▶ _The exercise_: Can you write what comes next in the statement on replacing the European Social Fund, picking up after its final sentence?

The Employability and Skills Sectors have joined forces to issue a statement aimed at making the case for properly replacing the European Social Fund when the UK exits the European Union. The group of 19 bodies including IEP, ERSA, NCVO, Learning and Work Institute, the Association of Colleges and the Association of Employment and Learning Providers have said that it is crucial that similar levels of investment continue to meet our future skills needs.

The statement, which was released on Thursday 11 May, has made a significant impact on social media reaching more than 121,000 accounts on Twitter and achieving 386,000 impressions using #FutureESF. A letter also appeared on the Telegraph’s letters page and the launch has been covered by FE Week,  TES, and 24 Housing.

The statement reads as follows:

We stand at a crossroads with some big decisions to take. The UK is leaving the European Union (EU). We have a strong economy and high employment.

But there is much more to do for everyone to share in this prosperity and to meet our future skills needs: 9 million adults in England have low literacy, numeracy or both; some groups, such as disabled people, and areas of the country have much lower employment rates; and 6 million people are in low paid work.

We must now grasp a once in a generation chance to invest in our people and tackle these entrenched challenges. Ensuring a replacement for European Social Fund (ESF), due to invest £2.3 billion in England in the six years to 2020, is central to this. Intended to support more than 2 million people by 2020, local ESF projects support adults to improve their life skills, disabled people to find work, and those most likely to miss out to get a second chance.

▶ _Stored data entries_:

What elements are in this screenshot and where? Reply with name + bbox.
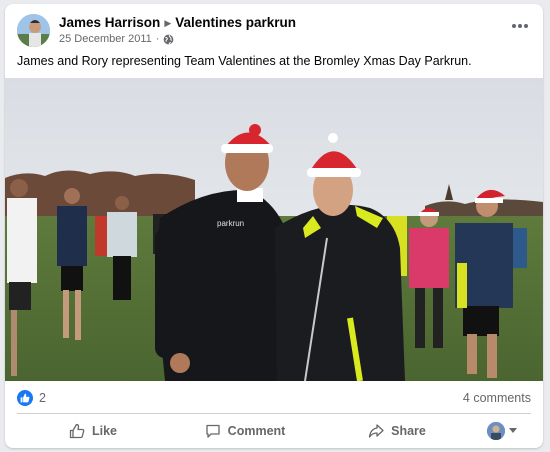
svg-text:parkrun: parkrun (217, 219, 244, 228)
like-label: Like (91, 424, 117, 438)
meta-separator: · (155, 33, 160, 45)
author-name[interactable]: James Harrison (59, 15, 160, 30)
post-caption: James and Rory representing Team Valenti… (17, 54, 472, 68)
like-button[interactable]: Like (17, 416, 169, 446)
group-name[interactable]: Valentines parkrun (175, 15, 296, 30)
caret-down-icon (509, 428, 517, 433)
author-avatar[interactable] (17, 14, 50, 47)
more-options-icon[interactable] (509, 18, 531, 34)
share-label: Share (391, 424, 426, 438)
actions-divider (17, 413, 531, 414)
globe-icon (164, 34, 174, 44)
avatar-image (17, 14, 50, 47)
like-reaction-icon[interactable] (17, 390, 33, 406)
triangle-right-icon: ▶ (164, 18, 172, 28)
comment-button[interactable]: Comment (169, 416, 321, 446)
comment-label: Comment (227, 424, 286, 438)
post-header: James Harrison ▶ Valentines parkrun 25 Dec… (17, 14, 531, 50)
reaction-count[interactable]: 2 (39, 391, 46, 405)
react-as-selector[interactable] (473, 416, 531, 446)
post-date[interactable]: 25 December 2011 (59, 33, 152, 45)
post-actions: Like Comment Share (17, 416, 531, 446)
profile-avatar-icon (487, 422, 505, 440)
post-meta: 25 December 2011 · (59, 33, 174, 45)
thumbs-up-icon (69, 423, 85, 439)
post-photo[interactable]: parkrun (5, 78, 543, 381)
comments-count[interactable]: 4 comments (463, 391, 531, 405)
share-button[interactable]: Share (321, 416, 473, 446)
author-line: James Harrison ▶ Valentines parkrun (59, 15, 296, 30)
share-icon (368, 424, 384, 438)
post-card: James Harrison ▶ Valentines parkrun 25 Dec… (5, 4, 543, 448)
reactions-bar: 2 4 comments (17, 390, 531, 408)
comment-icon (206, 424, 220, 438)
thumbs-up-glyph (20, 393, 30, 403)
parkrun-photo: parkrun (5, 78, 543, 381)
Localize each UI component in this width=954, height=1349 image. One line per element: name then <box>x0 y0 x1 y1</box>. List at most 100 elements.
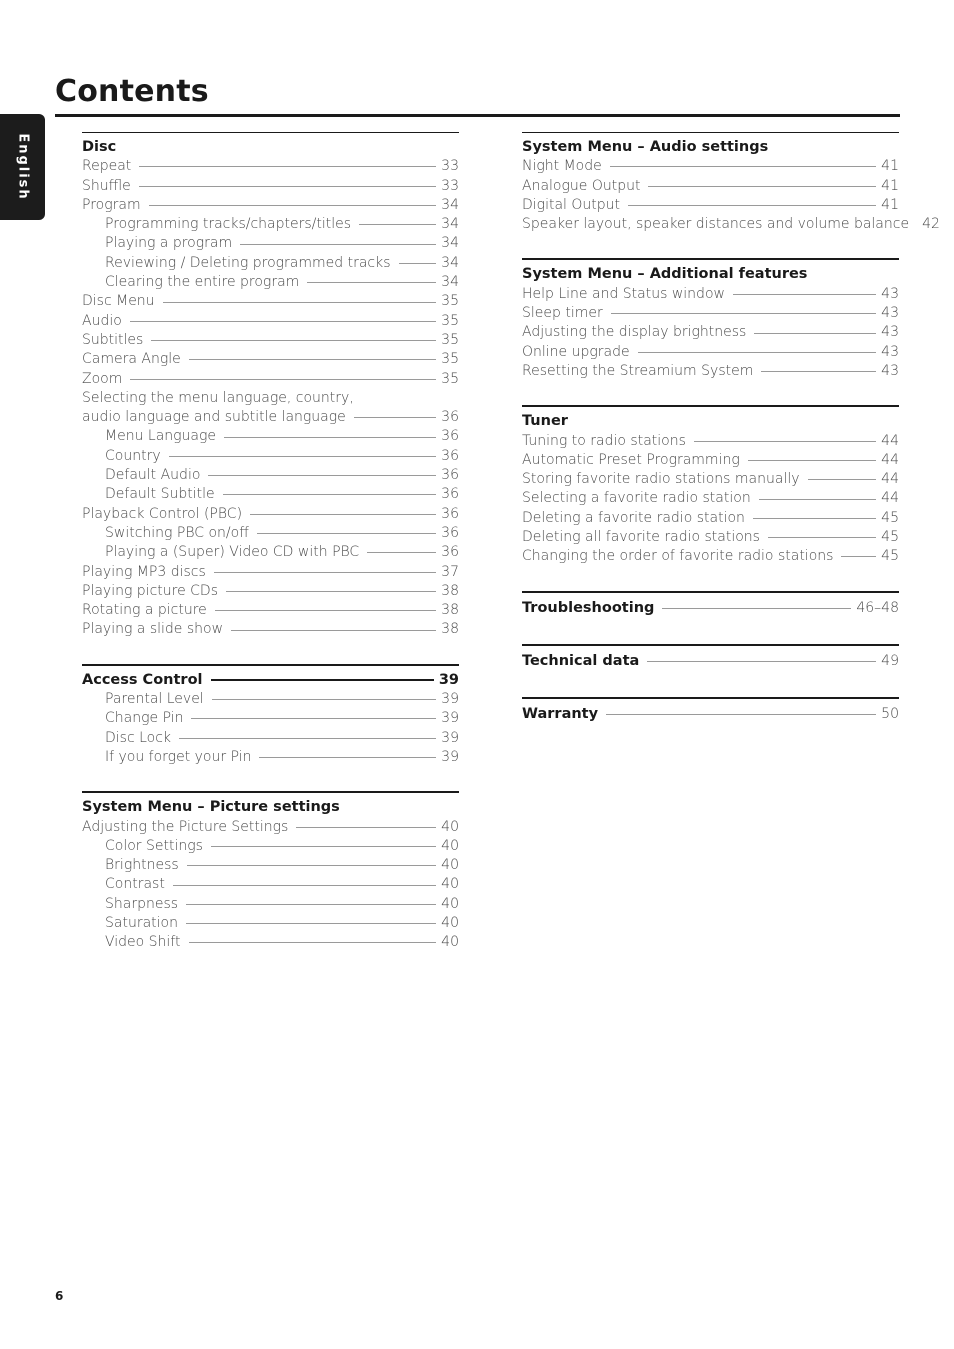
leader-line <box>186 903 437 905</box>
toc-entry[interactable]: audio language and subtitle language 36 <box>82 408 459 427</box>
toc-section-heading[interactable]: Access Control 39 <box>82 671 459 690</box>
toc-entry[interactable]: Resetting the Streamium System 43 <box>522 362 899 381</box>
toc-entry[interactable]: Adjusting the Picture Settings 40 <box>82 818 459 837</box>
toc-entry[interactable]: Night Mode 41 <box>522 157 899 176</box>
toc-entry[interactable]: Change Pin 39 <box>82 709 459 728</box>
page-ref: 35 <box>441 370 459 387</box>
page-number: 6 <box>55 1289 64 1303</box>
toc-entry[interactable]: Deleting a favorite radio station 45 <box>522 509 899 528</box>
section-heading-label: Troubleshooting <box>522 599 655 616</box>
toc-entry[interactable]: Default Audio 36 <box>82 466 459 485</box>
toc-entry[interactable]: Automatic Preset Programming 44 <box>522 451 899 470</box>
toc-entry[interactable]: Contrast 40 <box>82 875 459 894</box>
page-ref: 36 <box>441 467 459 484</box>
toc-entry[interactable]: Storing favorite radio stations manually… <box>522 470 899 489</box>
toc-section-system-menu-audio-settings: System Menu – Audio settings Night Mode 41… <box>522 132 940 234</box>
toc-entry[interactable]: Deleting all favorite radio stations 45 <box>522 528 899 547</box>
leader-line <box>129 320 437 322</box>
toc-entry[interactable]: Repeat 33 <box>82 157 459 176</box>
toc-entry[interactable]: Speaker layout, speaker distances and vo… <box>522 215 940 234</box>
toc-entry[interactable]: Switching PBC on/off 36 <box>82 524 459 543</box>
toc-entry[interactable]: Playing picture CDs 38 <box>82 582 459 601</box>
entry-label: Rotating a picture <box>82 602 207 619</box>
toc-entry[interactable]: Selecting a favorite radio station 44 <box>522 489 899 508</box>
toc-entry[interactable]: Camera Angle 35 <box>82 350 459 369</box>
toc-entry[interactable]: Playing a slide show 38 <box>82 620 459 639</box>
toc-entry[interactable]: Parental Level 39 <box>82 690 459 709</box>
toc-section-troubleshooting: Troubleshooting 46–48 <box>522 590 899 618</box>
entry-label: Program <box>82 196 141 213</box>
toc-entry[interactable]: Playback Control (PBC) 36 <box>82 505 459 524</box>
toc-entry[interactable]: Subtitles 35 <box>82 331 459 350</box>
toc-entry[interactable]: Playing a (Super) Video CD with PBC 36 <box>82 543 459 562</box>
leader-line <box>353 417 437 419</box>
toc-entry[interactable]: Analogue Output 41 <box>522 177 899 196</box>
page-ref: 39 <box>441 710 459 727</box>
toc-section-heading[interactable]: Troubleshooting 46–48 <box>522 599 899 618</box>
page-ref: 36 <box>441 428 459 445</box>
entry-label: Playback Control (PBC) <box>82 505 243 522</box>
toc-entry[interactable]: Help Line and Status window 43 <box>522 285 899 304</box>
toc-entry[interactable]: Reviewing / Deleting programmed tracks 34 <box>82 254 459 273</box>
toc-entry[interactable]: Clearing the entire program 34 <box>82 273 459 292</box>
toc-entry[interactable]: Zoom 35 <box>82 370 459 389</box>
toc-entry[interactable]: Rotating a picture 38 <box>82 601 459 620</box>
toc-entry[interactable]: Changing the order of favorite radio sta… <box>522 547 899 566</box>
entry-label: audio language and subtitle language <box>82 409 346 426</box>
toc-entry[interactable]: Program 34 <box>82 196 459 215</box>
page-ref: 36 <box>441 447 459 464</box>
toc-entry[interactable]: Selecting the menu language, country, <box>82 389 459 408</box>
toc-entry[interactable]: Digital Output 41 <box>522 196 899 215</box>
page-ref: 49 <box>881 652 899 669</box>
toc-entry[interactable]: Adjusting the display brightness 43 <box>522 323 899 342</box>
entry-label: Brightness <box>105 857 179 874</box>
entry-label: Adjusting the display brightness <box>522 324 747 341</box>
leader-line <box>693 440 877 442</box>
leader-line <box>240 243 437 245</box>
leader-line <box>151 340 437 342</box>
entry-label: Deleting all favorite radio stations <box>522 529 760 546</box>
toc-entry[interactable]: Color Settings 40 <box>82 837 459 856</box>
page-ref: 45 <box>881 548 899 565</box>
page-title: Contents <box>55 74 209 109</box>
toc-section-access-control: Access Control 39 Parental Level 39 Change P… <box>82 663 459 767</box>
leader-line <box>214 610 437 612</box>
toc-entry[interactable]: Audio 35 <box>82 312 459 331</box>
toc-entry[interactable]: Disc Menu 35 <box>82 292 459 311</box>
toc-entry[interactable]: Default Subtitle 36 <box>82 485 459 504</box>
entry-label: Selecting the menu language, country, <box>82 389 354 406</box>
toc-entry[interactable]: Shuffle 33 <box>82 177 459 196</box>
toc-entry[interactable]: Sharpness 40 <box>82 895 459 914</box>
leader-line <box>185 923 437 925</box>
toc-entry[interactable]: If you forget your Pin 39 <box>82 748 459 767</box>
toc-entry[interactable]: Video Shift 40 <box>82 933 459 952</box>
leader-line <box>168 455 437 457</box>
leader-line <box>359 224 437 226</box>
toc-entry[interactable]: Brightness 40 <box>82 856 459 875</box>
toc-entry[interactable]: Saturation 40 <box>82 914 459 933</box>
toc-entry[interactable]: Programming tracks/chapters/titles 34 <box>82 215 459 234</box>
leader-line <box>637 351 877 353</box>
toc-entry[interactable]: Menu Language 36 <box>82 427 459 446</box>
section-heading: System Menu – Picture settings <box>82 799 340 816</box>
leader-line <box>628 205 877 207</box>
toc-entry[interactable]: Tuning to radio stations 44 <box>522 432 899 451</box>
toc-entry[interactable]: Playing MP3 discs 37 <box>82 563 459 582</box>
toc-entry[interactable]: Sleep timer 43 <box>522 304 899 323</box>
section-heading-label: Access Control <box>82 671 203 688</box>
toc-entry[interactable]: Online upgrade 43 <box>522 343 899 362</box>
leader-line <box>609 166 877 168</box>
page-ref: 45 <box>881 529 899 546</box>
page-ref: 43 <box>881 285 899 302</box>
toc-entry[interactable]: Playing a program 34 <box>82 234 459 253</box>
leader-line <box>767 537 877 539</box>
toc-entry[interactable]: Disc Lock 39 <box>82 729 459 748</box>
page-ref: 39 <box>441 729 459 746</box>
entry-label: Country <box>105 447 161 464</box>
toc-section-heading[interactable]: Technical data 49 <box>522 652 899 671</box>
toc-entry[interactable]: Country 36 <box>82 447 459 466</box>
entry-label: Deleting a favorite radio station <box>522 509 745 526</box>
entry-label: Analogue Output <box>522 177 641 194</box>
toc-section-heading[interactable]: Warranty 50 <box>522 705 899 724</box>
entry-label: Reviewing / Deleting programmed tracks <box>105 254 391 271</box>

▶ _Result_:
We believe it is essential that this investment in people continue at least at the same level as currently provided by ESF and other adult skills and employment programmes.

However, we can invest differently and better. We have an opportunity to simplify funding, integrate services, and target investment where it is most needed – making sure more money reaches the front line. All of this can better support people and employers and deliver better value for money for taxpayers.

We call for successor programmes to ESF of at least the same value. We want these to be locally-driven, reduce bureaucracy, integrate services, and better support people and employers to meet their skills and employment needs.

This is a time for bold and creative thinking on how to create the jobs of the future, ensure everyone has a fair chance in life, and develop the skills we need for future prosperity. That requires a commitment to investment and a plan for delivery.

To register your support please complete the form here

Please use your networks and social media channels (#FutureESF) to encourage others to support the campaign. 


A letter to the Editor published on Thursday 11 May in The Telegraph reads as follows:

Brexit: Boosting job skills

SIR – For Britain to succeed after Brexit, we must invest in people and skills. We call on the next government to match the £500 million-per-year European Social Fund investment in England when the country leaves the European Union.

This funding is intended to help more than two million people by 2020 to improve their job prospects and build their skills. It helps community groups reach those left behind. It is a necessary investment for future prosperity and to help people struggling to get by.

We have a once-in-a-generation chance to invest better and differently, cutting bureaucracy and empowering local areas. Our future prosperity and fairness depend on it.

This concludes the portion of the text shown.